**What you have to do**: Reproduce the rows below verbatim, from the first line through the line containing "staticText: 6 [168,386,183,419]", inclusive.

**Supplied records**:
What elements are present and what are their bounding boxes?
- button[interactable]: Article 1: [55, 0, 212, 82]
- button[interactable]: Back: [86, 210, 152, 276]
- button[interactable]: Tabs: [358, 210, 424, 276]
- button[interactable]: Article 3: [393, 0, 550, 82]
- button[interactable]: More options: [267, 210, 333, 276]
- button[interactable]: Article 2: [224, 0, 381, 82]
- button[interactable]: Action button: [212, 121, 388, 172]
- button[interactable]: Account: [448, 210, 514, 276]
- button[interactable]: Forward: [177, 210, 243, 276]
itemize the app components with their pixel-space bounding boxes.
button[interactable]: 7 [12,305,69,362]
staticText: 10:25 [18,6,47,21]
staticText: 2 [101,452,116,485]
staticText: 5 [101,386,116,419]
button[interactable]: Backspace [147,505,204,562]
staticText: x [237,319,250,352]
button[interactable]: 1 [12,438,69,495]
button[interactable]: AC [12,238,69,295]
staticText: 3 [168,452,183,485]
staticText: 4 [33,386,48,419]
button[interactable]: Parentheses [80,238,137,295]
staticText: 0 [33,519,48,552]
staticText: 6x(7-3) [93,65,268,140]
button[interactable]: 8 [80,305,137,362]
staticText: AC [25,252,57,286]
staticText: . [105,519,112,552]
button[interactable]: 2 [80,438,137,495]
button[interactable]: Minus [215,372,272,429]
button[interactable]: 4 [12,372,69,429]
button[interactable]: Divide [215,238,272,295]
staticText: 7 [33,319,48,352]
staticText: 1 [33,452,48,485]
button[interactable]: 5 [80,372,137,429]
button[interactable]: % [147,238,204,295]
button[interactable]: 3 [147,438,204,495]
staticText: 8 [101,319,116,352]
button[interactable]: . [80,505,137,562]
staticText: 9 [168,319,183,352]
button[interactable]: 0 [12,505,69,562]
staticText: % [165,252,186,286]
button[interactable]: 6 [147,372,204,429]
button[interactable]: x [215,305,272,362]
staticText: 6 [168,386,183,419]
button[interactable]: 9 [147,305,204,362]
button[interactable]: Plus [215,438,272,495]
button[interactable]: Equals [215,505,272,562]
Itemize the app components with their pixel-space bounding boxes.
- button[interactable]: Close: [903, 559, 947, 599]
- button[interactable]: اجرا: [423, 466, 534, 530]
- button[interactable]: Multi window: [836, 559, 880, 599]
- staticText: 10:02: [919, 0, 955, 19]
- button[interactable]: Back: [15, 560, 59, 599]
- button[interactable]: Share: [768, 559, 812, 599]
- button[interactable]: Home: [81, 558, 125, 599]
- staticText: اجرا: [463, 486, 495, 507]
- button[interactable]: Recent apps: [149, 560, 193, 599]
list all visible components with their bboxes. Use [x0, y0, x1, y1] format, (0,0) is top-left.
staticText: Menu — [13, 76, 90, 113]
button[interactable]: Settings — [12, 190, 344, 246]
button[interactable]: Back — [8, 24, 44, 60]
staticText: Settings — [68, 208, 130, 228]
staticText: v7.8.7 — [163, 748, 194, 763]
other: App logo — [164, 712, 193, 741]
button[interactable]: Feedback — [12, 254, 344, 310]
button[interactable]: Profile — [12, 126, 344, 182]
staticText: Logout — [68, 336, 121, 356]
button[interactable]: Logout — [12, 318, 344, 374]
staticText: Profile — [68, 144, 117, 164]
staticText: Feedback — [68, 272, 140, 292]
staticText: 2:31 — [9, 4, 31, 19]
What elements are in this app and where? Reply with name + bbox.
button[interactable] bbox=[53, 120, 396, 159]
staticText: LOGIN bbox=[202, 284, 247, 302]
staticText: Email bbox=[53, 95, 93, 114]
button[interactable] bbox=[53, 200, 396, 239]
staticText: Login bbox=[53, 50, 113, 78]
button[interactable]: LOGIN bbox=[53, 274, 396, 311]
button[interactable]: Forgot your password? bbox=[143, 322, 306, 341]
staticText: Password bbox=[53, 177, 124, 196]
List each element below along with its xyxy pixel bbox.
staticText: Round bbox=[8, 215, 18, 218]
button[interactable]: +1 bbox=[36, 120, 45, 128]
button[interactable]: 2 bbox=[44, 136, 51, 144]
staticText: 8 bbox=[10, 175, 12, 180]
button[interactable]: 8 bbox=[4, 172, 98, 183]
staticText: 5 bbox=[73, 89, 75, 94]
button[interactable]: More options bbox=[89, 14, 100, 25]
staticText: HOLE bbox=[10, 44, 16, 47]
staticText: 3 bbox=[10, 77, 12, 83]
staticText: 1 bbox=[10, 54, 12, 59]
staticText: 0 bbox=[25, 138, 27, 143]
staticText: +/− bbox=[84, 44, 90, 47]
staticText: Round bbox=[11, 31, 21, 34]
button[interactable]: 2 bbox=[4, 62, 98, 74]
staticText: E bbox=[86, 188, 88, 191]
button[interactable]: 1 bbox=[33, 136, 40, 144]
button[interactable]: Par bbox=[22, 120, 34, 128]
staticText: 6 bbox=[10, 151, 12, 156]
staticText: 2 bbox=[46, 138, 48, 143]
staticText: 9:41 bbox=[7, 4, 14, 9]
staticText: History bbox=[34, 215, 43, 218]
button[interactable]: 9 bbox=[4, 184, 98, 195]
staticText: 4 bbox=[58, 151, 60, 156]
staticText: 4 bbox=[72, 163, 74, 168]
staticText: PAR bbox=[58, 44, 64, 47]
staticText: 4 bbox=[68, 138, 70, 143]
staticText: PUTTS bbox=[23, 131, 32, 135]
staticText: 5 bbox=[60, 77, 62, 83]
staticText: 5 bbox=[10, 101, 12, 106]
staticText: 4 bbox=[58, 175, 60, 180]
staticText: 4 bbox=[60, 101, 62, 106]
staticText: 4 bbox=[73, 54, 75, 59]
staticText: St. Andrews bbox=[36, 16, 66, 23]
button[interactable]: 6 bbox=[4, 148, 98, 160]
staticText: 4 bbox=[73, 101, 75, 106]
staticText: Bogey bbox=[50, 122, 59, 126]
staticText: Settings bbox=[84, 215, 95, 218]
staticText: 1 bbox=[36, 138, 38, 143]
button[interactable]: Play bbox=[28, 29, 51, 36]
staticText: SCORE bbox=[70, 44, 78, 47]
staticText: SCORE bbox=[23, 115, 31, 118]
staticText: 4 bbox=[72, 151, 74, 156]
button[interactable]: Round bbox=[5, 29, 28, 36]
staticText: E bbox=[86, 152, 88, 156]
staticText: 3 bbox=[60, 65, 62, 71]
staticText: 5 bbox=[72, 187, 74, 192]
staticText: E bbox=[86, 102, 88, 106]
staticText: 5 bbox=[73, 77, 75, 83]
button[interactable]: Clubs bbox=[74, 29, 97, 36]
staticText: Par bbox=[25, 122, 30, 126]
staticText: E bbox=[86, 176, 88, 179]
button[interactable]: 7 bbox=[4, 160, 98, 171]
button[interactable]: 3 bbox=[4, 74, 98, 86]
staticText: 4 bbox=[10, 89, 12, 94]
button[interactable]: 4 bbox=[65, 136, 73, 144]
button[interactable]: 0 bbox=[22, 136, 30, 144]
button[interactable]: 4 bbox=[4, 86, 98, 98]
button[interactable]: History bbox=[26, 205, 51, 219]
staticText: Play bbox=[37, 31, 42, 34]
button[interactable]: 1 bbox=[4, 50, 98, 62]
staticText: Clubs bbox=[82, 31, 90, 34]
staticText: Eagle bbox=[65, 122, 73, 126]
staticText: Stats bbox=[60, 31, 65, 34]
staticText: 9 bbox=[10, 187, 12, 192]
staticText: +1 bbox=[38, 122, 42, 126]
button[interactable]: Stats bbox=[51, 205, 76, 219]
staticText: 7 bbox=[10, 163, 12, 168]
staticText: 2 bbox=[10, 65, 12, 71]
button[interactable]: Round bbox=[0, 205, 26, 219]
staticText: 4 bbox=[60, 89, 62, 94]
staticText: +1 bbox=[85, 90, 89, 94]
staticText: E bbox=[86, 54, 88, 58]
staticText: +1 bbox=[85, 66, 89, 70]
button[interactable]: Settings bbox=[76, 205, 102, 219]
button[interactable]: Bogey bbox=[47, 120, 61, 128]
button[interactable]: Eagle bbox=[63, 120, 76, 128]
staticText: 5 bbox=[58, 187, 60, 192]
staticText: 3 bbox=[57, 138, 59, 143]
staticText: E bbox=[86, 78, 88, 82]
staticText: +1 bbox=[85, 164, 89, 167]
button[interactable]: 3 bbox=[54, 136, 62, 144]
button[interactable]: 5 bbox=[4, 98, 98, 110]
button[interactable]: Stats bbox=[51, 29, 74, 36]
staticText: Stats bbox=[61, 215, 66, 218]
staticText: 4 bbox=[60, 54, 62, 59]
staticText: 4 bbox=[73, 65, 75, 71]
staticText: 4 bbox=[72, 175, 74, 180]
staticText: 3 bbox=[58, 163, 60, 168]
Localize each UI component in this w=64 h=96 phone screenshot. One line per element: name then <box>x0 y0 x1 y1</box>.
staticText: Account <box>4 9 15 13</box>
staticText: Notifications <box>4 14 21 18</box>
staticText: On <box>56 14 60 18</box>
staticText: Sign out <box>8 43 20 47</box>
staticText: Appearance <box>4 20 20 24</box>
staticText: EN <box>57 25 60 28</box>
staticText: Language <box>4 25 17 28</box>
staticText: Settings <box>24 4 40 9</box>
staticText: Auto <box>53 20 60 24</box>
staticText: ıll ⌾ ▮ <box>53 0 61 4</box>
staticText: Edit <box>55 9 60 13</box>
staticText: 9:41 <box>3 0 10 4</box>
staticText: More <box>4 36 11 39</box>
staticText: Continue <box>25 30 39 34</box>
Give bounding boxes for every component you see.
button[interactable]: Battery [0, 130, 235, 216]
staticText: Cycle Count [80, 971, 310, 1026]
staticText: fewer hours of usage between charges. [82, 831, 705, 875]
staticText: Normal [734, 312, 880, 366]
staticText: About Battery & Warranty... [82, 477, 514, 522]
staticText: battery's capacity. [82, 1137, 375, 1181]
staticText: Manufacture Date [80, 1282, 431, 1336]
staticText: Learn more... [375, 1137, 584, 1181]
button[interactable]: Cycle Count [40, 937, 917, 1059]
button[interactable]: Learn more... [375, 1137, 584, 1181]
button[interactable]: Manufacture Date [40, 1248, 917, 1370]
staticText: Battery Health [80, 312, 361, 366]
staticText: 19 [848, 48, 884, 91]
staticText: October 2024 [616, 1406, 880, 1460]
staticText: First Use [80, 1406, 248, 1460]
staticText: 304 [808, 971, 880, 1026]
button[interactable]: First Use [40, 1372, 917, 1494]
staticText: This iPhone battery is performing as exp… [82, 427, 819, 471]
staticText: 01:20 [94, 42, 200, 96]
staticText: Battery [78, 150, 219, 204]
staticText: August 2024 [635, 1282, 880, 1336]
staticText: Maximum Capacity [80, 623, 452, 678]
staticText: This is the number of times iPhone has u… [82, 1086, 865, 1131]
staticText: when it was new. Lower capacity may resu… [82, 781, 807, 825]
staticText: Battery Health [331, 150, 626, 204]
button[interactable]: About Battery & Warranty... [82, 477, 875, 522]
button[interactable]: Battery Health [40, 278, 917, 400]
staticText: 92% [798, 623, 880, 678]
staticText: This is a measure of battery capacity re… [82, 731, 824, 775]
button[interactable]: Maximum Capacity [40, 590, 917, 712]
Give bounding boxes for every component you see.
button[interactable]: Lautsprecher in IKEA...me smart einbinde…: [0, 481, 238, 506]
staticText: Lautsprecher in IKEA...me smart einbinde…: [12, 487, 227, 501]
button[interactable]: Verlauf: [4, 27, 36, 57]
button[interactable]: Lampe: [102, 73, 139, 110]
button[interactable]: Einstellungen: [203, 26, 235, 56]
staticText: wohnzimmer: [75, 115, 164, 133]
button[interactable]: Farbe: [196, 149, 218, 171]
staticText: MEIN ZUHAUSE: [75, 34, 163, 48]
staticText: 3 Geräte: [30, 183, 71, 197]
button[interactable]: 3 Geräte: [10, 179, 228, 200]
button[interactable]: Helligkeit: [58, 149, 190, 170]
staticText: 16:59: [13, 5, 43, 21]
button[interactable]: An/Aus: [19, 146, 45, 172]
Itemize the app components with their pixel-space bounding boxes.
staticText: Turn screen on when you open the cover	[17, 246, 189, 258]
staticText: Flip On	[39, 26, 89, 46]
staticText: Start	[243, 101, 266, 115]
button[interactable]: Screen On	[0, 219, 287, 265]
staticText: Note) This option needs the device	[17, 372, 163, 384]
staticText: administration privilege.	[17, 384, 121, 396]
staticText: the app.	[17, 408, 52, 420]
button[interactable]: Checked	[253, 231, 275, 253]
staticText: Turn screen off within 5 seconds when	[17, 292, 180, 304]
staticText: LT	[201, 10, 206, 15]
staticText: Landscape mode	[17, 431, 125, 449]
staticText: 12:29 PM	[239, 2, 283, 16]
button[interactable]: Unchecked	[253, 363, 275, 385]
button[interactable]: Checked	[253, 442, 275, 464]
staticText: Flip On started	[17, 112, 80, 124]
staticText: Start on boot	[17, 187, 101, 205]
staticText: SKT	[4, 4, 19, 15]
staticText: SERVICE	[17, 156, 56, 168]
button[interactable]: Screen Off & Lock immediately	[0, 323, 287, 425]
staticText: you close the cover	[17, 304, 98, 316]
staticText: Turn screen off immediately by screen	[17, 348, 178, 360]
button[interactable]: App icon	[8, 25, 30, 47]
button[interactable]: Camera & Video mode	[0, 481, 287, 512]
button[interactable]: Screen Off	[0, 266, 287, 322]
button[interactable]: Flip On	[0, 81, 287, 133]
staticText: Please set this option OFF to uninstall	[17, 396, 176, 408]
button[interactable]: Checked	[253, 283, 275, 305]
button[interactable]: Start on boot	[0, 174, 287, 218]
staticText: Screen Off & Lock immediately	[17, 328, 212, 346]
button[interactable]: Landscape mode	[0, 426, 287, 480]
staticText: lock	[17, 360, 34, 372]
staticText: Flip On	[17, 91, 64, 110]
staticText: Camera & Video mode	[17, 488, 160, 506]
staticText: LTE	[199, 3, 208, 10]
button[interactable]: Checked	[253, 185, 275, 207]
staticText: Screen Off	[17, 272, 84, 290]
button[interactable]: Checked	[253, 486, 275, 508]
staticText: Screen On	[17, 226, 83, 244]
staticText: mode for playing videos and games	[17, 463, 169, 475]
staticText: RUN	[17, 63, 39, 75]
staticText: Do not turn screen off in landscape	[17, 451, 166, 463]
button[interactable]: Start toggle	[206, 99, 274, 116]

**Exercise output**:
What elements are present and what are their bounding boxes?
- button[interactable]: Article 1: [55, 0, 212, 82]
- button[interactable]: Back: [86, 210, 152, 276]
- button[interactable]: Tabs: [358, 210, 424, 276]
- button[interactable]: Article 3: [393, 0, 550, 82]
- button[interactable]: More options: [267, 210, 333, 276]
- button[interactable]: Article 2: [224, 0, 381, 82]
- button[interactable]: Action button: [212, 121, 388, 172]
- button[interactable]: Account: [448, 210, 514, 276]
- button[interactable]: Forward: [177, 210, 243, 276]
itemize the app components with their pixel-space bounding boxes.
button[interactable]: 7 [12,305,69,362]
staticText: 10:25 [18,6,47,21]
staticText: 2 [101,452,116,485]
staticText: 5 [101,386,116,419]
button[interactable]: Backspace [147,505,204,562]
staticText: x [237,319,250,352]
button[interactable]: 1 [12,438,69,495]
button[interactable]: AC [12,238,69,295]
staticText: 3 [168,452,183,485]
staticText: 4 [33,386,48,419]
button[interactable]: Parentheses [80,238,137,295]
staticText: 0 [33,519,48,552]
staticText: 6x(7-3) [93,65,268,140]
button[interactable]: 8 [80,305,137,362]
staticText: AC [25,252,57,286]
staticText: . [105,519,112,552]
button[interactable]: 2 [80,438,137,495]
button[interactable]: Minus [215,372,272,429]
button[interactable]: 4 [12,372,69,429]
button[interactable]: Divide [215,238,272,295]
staticText: 7 [33,319,48,352]
staticText: 1 [33,452,48,485]
button[interactable]: 5 [80,372,137,429]
button[interactable]: % [147,238,204,295]
button[interactable]: 3 [147,438,204,495]
staticText: 8 [101,319,116,352]
button[interactable]: . [80,505,137,562]
staticText: 9 [168,319,183,352]
button[interactable]: 0 [12,505,69,562]
staticText: % [165,252,186,286]
button[interactable]: 6 [147,372,204,429]
button[interactable]: x [215,305,272,362]
staticText: 6 [168,386,183,419]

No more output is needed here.